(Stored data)
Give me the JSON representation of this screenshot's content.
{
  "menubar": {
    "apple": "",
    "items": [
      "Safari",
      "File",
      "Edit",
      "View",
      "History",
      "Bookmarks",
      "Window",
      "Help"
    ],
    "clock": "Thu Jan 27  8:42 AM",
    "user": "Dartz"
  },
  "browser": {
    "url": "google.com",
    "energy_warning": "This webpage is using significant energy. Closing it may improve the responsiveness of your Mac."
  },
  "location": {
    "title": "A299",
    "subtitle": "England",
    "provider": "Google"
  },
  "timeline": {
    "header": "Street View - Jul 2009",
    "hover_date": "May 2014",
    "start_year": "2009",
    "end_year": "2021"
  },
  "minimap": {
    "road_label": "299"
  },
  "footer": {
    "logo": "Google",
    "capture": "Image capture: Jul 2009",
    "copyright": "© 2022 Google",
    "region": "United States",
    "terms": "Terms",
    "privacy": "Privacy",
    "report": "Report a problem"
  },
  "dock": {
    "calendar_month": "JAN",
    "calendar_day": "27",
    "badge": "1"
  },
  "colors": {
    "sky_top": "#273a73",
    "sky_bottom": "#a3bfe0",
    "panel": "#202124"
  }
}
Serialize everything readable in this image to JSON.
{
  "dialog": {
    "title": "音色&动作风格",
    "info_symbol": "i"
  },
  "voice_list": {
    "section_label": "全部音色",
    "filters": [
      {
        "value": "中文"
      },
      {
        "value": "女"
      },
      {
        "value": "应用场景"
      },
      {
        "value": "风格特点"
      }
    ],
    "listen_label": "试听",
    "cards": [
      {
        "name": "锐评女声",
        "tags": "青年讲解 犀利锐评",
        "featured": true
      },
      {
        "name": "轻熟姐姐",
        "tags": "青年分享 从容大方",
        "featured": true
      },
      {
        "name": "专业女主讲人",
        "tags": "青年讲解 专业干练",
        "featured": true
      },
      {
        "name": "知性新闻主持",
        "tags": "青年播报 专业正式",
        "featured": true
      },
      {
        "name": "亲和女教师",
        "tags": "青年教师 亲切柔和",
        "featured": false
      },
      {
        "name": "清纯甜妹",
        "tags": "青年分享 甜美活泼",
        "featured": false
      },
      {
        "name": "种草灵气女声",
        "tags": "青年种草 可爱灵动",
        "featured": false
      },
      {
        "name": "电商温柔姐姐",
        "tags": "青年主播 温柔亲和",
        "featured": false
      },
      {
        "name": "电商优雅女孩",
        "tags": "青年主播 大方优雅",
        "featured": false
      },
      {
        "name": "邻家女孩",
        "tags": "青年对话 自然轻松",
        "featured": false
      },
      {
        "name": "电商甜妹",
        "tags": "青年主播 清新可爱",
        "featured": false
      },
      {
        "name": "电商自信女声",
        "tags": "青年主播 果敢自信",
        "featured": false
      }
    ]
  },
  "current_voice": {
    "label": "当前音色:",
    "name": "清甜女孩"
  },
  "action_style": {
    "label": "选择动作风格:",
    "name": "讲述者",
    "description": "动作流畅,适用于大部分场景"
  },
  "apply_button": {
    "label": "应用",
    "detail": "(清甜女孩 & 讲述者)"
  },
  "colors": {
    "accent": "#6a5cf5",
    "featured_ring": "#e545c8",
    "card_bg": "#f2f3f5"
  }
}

• _Description of the task_: Copy the records above exactly as they appear.

• _Correct response_:
Give me the JSON representation of this screenshot's content.
{
  "menubar": {
    "apple": "",
    "items": [
      "Safari",
      "File",
      "Edit",
      "View",
      "History",
      "Bookmarks",
      "Window",
      "Help"
    ],
    "clock": "Thu Jan 27  8:42 AM",
    "user": "Dartz"
  },
  "browser": {
    "url": "google.com",
    "energy_warning": "This webpage is using significant energy. Closing it may improve the responsiveness of your Mac."
  },
  "location": {
    "title": "A299",
    "subtitle": "England",
    "provider": "Google"
  },
  "timeline": {
    "header": "Street View - Jul 2009",
    "hover_date": "May 2014",
    "start_year": "2009",
    "end_year": "2021"
  },
  "minimap": {
    "road_label": "299"
  },
  "footer": {
    "logo": "Google",
    "capture": "Image capture: Jul 2009",
    "copyright": "© 2022 Google",
    "region": "United States",
    "terms": "Terms",
    "privacy": "Privacy",
    "report": "Report a problem"
  },
  "dock": {
    "calendar_month": "JAN",
    "calendar_day": "27",
    "badge": "1"
  },
  "colors": {
    "sky_top": "#273a73",
    "sky_bottom": "#a3bfe0",
    "panel": "#202124"
  }
}
Serialize everything readable in this image to JSON.
{
  "dialog": {
    "title": "音色&动作风格",
    "info_symbol": "i"
  },
  "voice_list": {
    "section_label": "全部音色",
    "filters": [
      {
        "value": "中文"
      },
      {
        "value": "女"
      },
      {
        "value": "应用场景"
      },
      {
        "value": "风格特点"
      }
    ],
    "listen_label": "试听",
    "cards": [
      {
        "name": "锐评女声",
        "tags": "青年讲解 犀利锐评",
        "featured": true
      },
      {
        "name": "轻熟姐姐",
        "tags": "青年分享 从容大方",
        "featured": true
      },
      {
        "name": "专业女主讲人",
        "tags": "青年讲解 专业干练",
        "featured": true
      },
      {
        "name": "知性新闻主持",
        "tags": "青年播报 专业正式",
        "featured": true
      },
      {
        "name": "亲和女教师",
        "tags": "青年教师 亲切柔和",
        "featured": false
      },
      {
        "name": "清纯甜妹",
        "tags": "青年分享 甜美活泼",
        "featured": false
      },
      {
        "name": "种草灵气女声",
        "tags": "青年种草 可爱灵动",
        "featured": false
      },
      {
        "name": "电商温柔姐姐",
        "tags": "青年主播 温柔亲和",
        "featured": false
      },
      {
        "name": "电商优雅女孩",
        "tags": "青年主播 大方优雅",
        "featured": false
      },
      {
        "name": "邻家女孩",
        "tags": "青年对话 自然轻松",
        "featured": false
      },
      {
        "name": "电商甜妹",
        "tags": "青年主播 清新可爱",
        "featured": false
      },
      {
        "name": "电商自信女声",
        "tags": "青年主播 果敢自信",
        "featured": false
      }
    ]
  },
  "current_voice": {
    "label": "当前音色:",
    "name": "清甜女孩"
  },
  "action_style": {
    "label": "选择动作风格:",
    "name": "讲述者",
    "description": "动作流畅,适用于大部分场景"
  },
  "apply_button": {
    "label": "应用",
    "detail": "(清甜女孩 & 讲述者)"
  },
  "colors": {
    "accent": "#6a5cf5",
    "featured_ring": "#e545c8",
    "card_bg": "#f2f3f5"
  }
}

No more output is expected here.